### [Written instruction]
Return the number of lines that include the string "jsem", without any other text.

---------- Available records ----------

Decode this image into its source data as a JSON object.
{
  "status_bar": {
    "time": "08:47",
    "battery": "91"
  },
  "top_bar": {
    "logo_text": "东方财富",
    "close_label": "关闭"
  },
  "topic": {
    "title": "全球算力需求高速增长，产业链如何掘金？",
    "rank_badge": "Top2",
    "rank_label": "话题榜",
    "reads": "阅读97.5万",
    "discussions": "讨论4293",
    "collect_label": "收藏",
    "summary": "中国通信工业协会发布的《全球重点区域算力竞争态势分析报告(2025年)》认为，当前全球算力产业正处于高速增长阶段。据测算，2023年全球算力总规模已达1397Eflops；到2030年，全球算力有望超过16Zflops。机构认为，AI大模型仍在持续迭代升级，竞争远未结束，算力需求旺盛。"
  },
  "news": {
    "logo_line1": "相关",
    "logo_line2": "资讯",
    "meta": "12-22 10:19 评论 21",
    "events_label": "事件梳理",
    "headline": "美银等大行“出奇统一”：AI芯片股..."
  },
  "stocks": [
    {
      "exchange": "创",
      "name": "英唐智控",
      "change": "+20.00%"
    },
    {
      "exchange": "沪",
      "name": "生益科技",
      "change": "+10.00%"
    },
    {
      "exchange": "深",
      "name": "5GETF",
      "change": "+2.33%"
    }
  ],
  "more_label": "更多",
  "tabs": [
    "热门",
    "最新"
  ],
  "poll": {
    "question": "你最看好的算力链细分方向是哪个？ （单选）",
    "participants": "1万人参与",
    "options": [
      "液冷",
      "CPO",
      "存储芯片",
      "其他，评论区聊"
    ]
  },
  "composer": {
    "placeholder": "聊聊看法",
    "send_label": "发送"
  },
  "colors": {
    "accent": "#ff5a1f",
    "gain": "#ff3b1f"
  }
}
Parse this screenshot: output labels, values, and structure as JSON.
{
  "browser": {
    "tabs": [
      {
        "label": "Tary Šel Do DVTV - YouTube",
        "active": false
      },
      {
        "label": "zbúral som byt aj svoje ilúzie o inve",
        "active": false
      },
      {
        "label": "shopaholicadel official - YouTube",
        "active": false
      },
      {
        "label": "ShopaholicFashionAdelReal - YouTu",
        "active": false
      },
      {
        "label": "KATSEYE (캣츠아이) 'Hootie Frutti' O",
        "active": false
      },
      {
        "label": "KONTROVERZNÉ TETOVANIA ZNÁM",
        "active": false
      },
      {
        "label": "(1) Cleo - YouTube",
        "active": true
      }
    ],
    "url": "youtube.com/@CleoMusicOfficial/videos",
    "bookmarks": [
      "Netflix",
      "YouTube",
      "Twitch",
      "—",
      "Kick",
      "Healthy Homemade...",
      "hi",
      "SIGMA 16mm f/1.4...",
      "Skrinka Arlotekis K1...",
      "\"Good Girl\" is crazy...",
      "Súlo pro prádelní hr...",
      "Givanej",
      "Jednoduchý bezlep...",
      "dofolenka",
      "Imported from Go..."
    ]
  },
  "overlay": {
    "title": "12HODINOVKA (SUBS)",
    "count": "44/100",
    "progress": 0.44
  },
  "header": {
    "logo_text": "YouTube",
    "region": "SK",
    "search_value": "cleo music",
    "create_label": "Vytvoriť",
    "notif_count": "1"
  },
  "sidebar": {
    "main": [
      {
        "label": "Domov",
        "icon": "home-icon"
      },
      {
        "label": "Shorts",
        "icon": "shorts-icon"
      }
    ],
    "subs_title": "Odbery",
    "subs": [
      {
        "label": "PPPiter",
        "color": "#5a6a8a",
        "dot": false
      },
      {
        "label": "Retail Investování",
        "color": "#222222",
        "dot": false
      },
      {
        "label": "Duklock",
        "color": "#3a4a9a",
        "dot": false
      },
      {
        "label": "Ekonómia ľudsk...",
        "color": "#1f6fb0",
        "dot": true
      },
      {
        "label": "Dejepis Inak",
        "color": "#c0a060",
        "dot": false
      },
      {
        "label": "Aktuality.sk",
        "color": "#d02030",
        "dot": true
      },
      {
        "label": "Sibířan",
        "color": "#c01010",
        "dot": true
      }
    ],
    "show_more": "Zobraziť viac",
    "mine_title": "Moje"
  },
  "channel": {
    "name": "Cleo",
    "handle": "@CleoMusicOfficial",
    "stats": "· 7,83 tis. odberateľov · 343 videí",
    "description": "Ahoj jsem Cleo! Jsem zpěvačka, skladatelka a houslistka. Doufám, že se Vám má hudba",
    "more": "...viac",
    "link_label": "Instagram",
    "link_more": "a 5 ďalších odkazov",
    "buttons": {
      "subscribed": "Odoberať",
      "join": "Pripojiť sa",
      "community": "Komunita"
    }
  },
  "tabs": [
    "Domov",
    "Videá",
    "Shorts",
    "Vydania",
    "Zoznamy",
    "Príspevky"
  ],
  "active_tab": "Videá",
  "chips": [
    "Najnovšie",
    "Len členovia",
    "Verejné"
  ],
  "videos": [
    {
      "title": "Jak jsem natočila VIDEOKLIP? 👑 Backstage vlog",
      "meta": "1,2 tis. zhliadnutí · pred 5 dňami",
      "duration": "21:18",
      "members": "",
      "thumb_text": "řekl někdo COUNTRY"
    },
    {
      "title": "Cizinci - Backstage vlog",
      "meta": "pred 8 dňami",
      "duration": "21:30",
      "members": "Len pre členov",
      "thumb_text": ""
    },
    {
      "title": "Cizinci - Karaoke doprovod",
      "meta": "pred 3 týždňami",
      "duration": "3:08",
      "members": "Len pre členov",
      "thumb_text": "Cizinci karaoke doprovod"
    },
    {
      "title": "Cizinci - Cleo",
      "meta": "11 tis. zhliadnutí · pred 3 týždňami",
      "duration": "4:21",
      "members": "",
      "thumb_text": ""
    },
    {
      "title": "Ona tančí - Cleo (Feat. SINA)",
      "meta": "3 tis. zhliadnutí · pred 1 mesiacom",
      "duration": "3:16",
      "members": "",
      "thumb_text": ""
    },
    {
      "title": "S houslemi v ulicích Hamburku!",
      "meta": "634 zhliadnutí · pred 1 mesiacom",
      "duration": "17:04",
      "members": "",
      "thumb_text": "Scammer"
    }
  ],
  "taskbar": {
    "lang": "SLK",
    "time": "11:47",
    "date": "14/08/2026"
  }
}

----------

### [Output for this task]
2